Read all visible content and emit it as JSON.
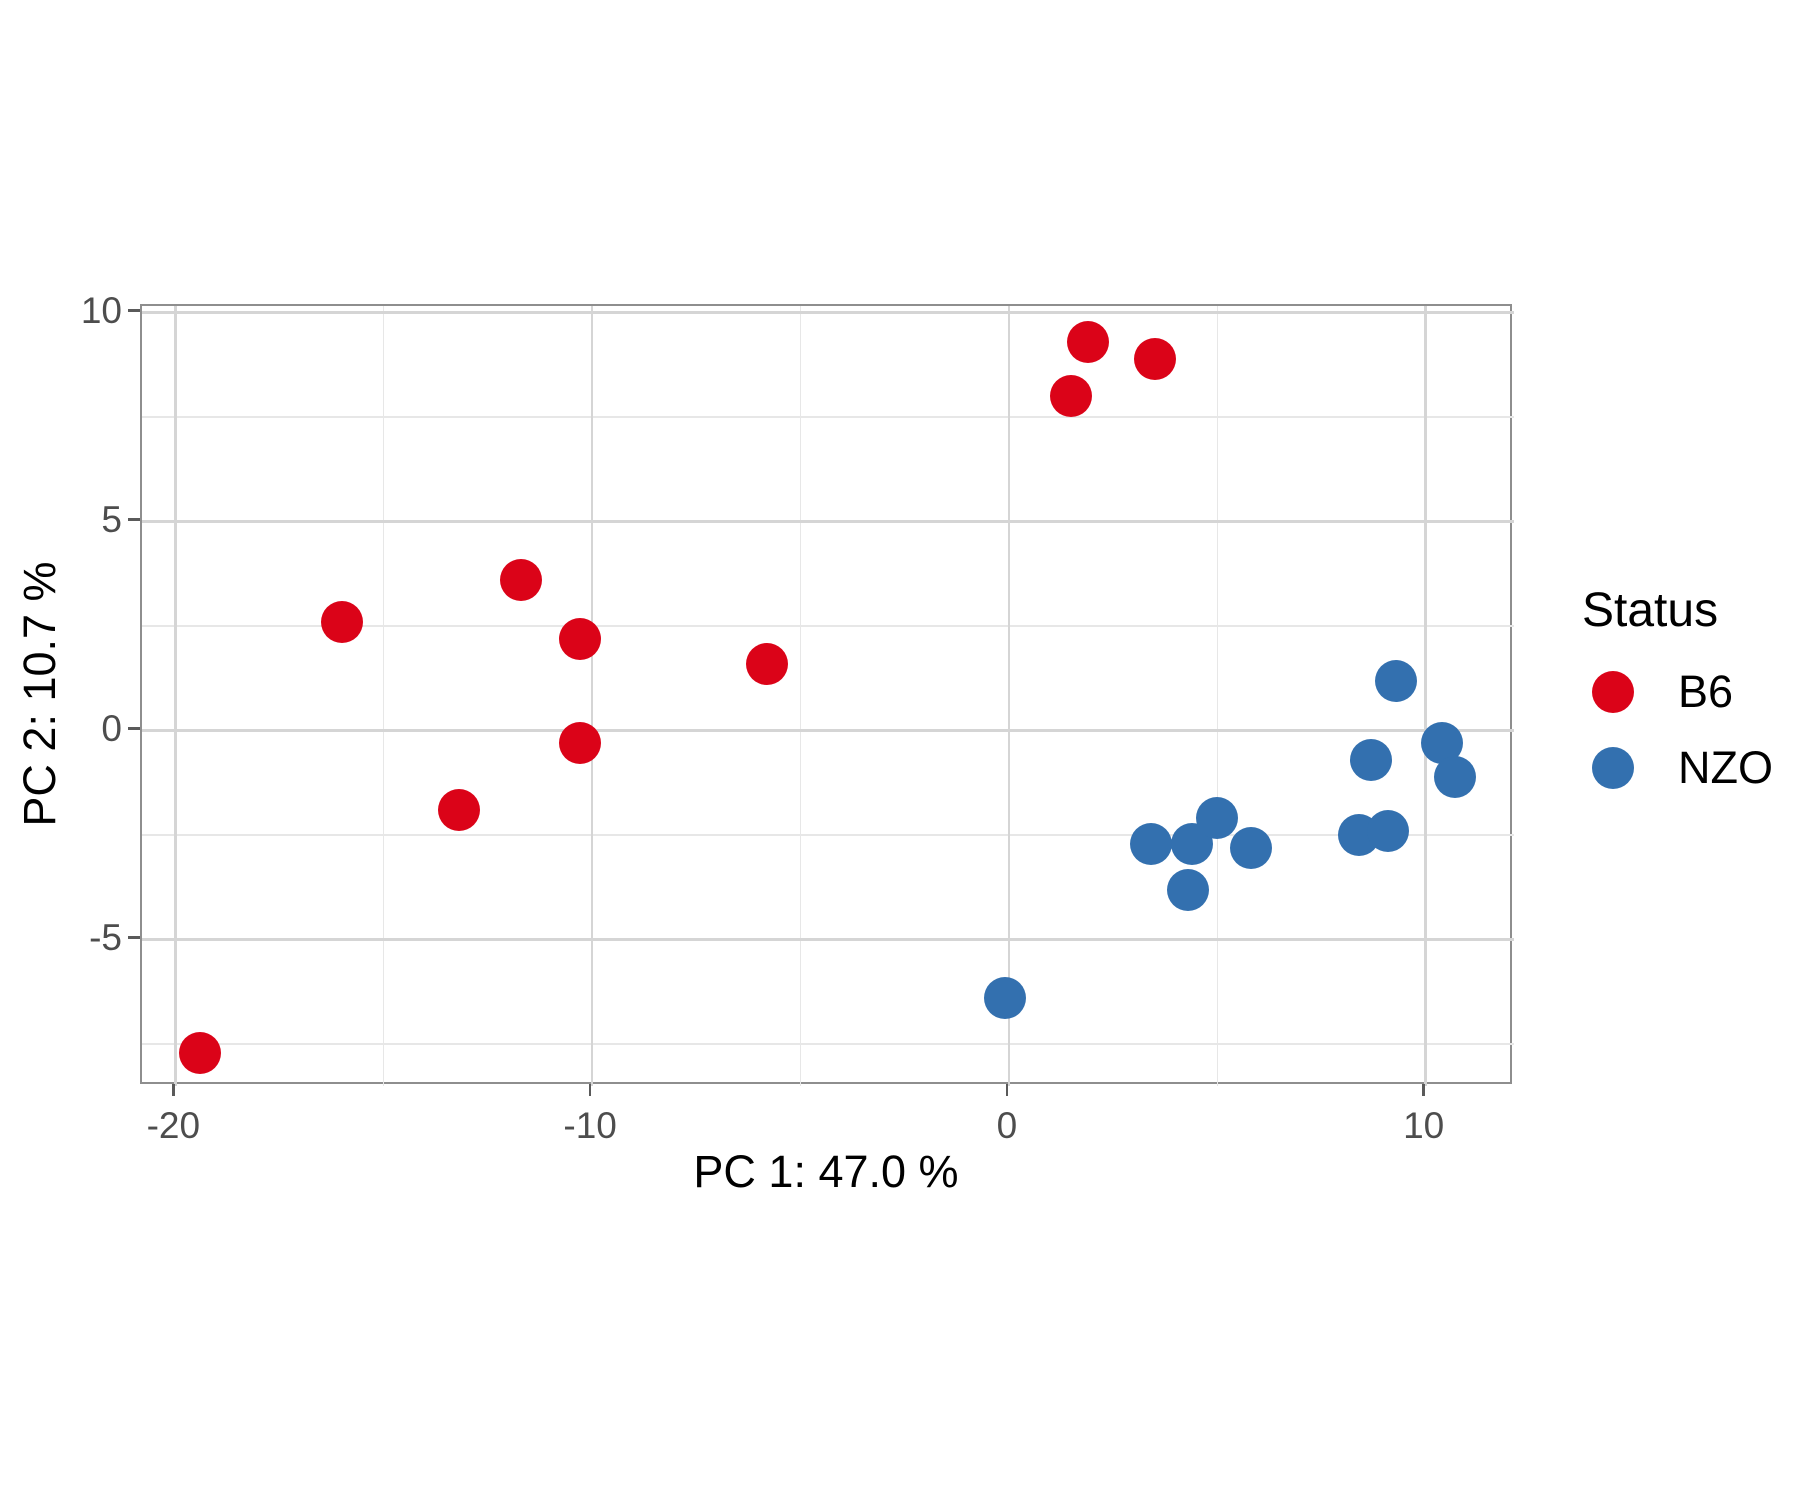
{
  "figure": {
    "background": "#ffffff"
  },
  "chart_data": {
    "type": "scatter",
    "title": "",
    "xlabel": "PC 1: 47.0 %",
    "ylabel": "PC 2: 10.7 %",
    "legend_title": "Status",
    "legend_position": "right",
    "grid": "major+minor",
    "xlim": [
      -20.8,
      12.12
    ],
    "ylim": [
      -8.5,
      10.16
    ],
    "x_major_ticks": [
      -20,
      -10,
      0,
      10
    ],
    "x_tick_labels": [
      "-20",
      "-10",
      "0",
      "10"
    ],
    "x_minor_ticks": [
      -15,
      -5,
      5
    ],
    "y_major_ticks": [
      10,
      5,
      0,
      -5
    ],
    "y_tick_labels": [
      "10",
      "5",
      "0",
      "-5"
    ],
    "y_minor_ticks": [
      7.5,
      2.5,
      -2.5,
      -7.5
    ],
    "series": [
      {
        "name": "B6",
        "color": "#DB0318",
        "points": [
          [
            -19.4,
            -7.7
          ],
          [
            -16.0,
            2.6
          ],
          [
            -13.2,
            -1.9
          ],
          [
            -11.7,
            3.6
          ],
          [
            -10.3,
            2.2
          ],
          [
            -10.3,
            -0.3
          ],
          [
            -5.8,
            1.6
          ],
          [
            1.5,
            8.0
          ],
          [
            1.9,
            9.3
          ],
          [
            3.5,
            8.9
          ]
        ]
      },
      {
        "name": "NZO",
        "color": "#3370AF",
        "points": [
          [
            -0.1,
            -6.4
          ],
          [
            3.4,
            -2.7
          ],
          [
            4.3,
            -3.8
          ],
          [
            4.4,
            -2.7
          ],
          [
            5.0,
            -2.1
          ],
          [
            5.8,
            -2.8
          ],
          [
            8.4,
            -2.5
          ],
          [
            9.1,
            -2.4
          ],
          [
            8.7,
            -0.7
          ],
          [
            9.3,
            1.2
          ],
          [
            10.4,
            -0.3
          ],
          [
            10.7,
            -1.1
          ]
        ]
      }
    ]
  }
}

Exercise |
Restate the data above word for word. Do not include the images.

Result |
Read all visible content and emit it as JSON.
{
  "figure": {
    "background": "#ffffff"
  },
  "chart_data": {
    "type": "scatter",
    "title": "",
    "xlabel": "PC 1: 47.0 %",
    "ylabel": "PC 2: 10.7 %",
    "legend_title": "Status",
    "legend_position": "right",
    "grid": "major+minor",
    "xlim": [
      -20.8,
      12.12
    ],
    "ylim": [
      -8.5,
      10.16
    ],
    "x_major_ticks": [
      -20,
      -10,
      0,
      10
    ],
    "x_tick_labels": [
      "-20",
      "-10",
      "0",
      "10"
    ],
    "x_minor_ticks": [
      -15,
      -5,
      5
    ],
    "y_major_ticks": [
      10,
      5,
      0,
      -5
    ],
    "y_tick_labels": [
      "10",
      "5",
      "0",
      "-5"
    ],
    "y_minor_ticks": [
      7.5,
      2.5,
      -2.5,
      -7.5
    ],
    "series": [
      {
        "name": "B6",
        "color": "#DB0318",
        "points": [
          [
            -19.4,
            -7.7
          ],
          [
            -16.0,
            2.6
          ],
          [
            -13.2,
            -1.9
          ],
          [
            -11.7,
            3.6
          ],
          [
            -10.3,
            2.2
          ],
          [
            -10.3,
            -0.3
          ],
          [
            -5.8,
            1.6
          ],
          [
            1.5,
            8.0
          ],
          [
            1.9,
            9.3
          ],
          [
            3.5,
            8.9
          ]
        ]
      },
      {
        "name": "NZO",
        "color": "#3370AF",
        "points": [
          [
            -0.1,
            -6.4
          ],
          [
            3.4,
            -2.7
          ],
          [
            4.3,
            -3.8
          ],
          [
            4.4,
            -2.7
          ],
          [
            5.0,
            -2.1
          ],
          [
            5.8,
            -2.8
          ],
          [
            8.4,
            -2.5
          ],
          [
            9.1,
            -2.4
          ],
          [
            8.7,
            -0.7
          ],
          [
            9.3,
            1.2
          ],
          [
            10.4,
            -0.3
          ],
          [
            10.7,
            -1.1
          ]
        ]
      }
    ]
  }
}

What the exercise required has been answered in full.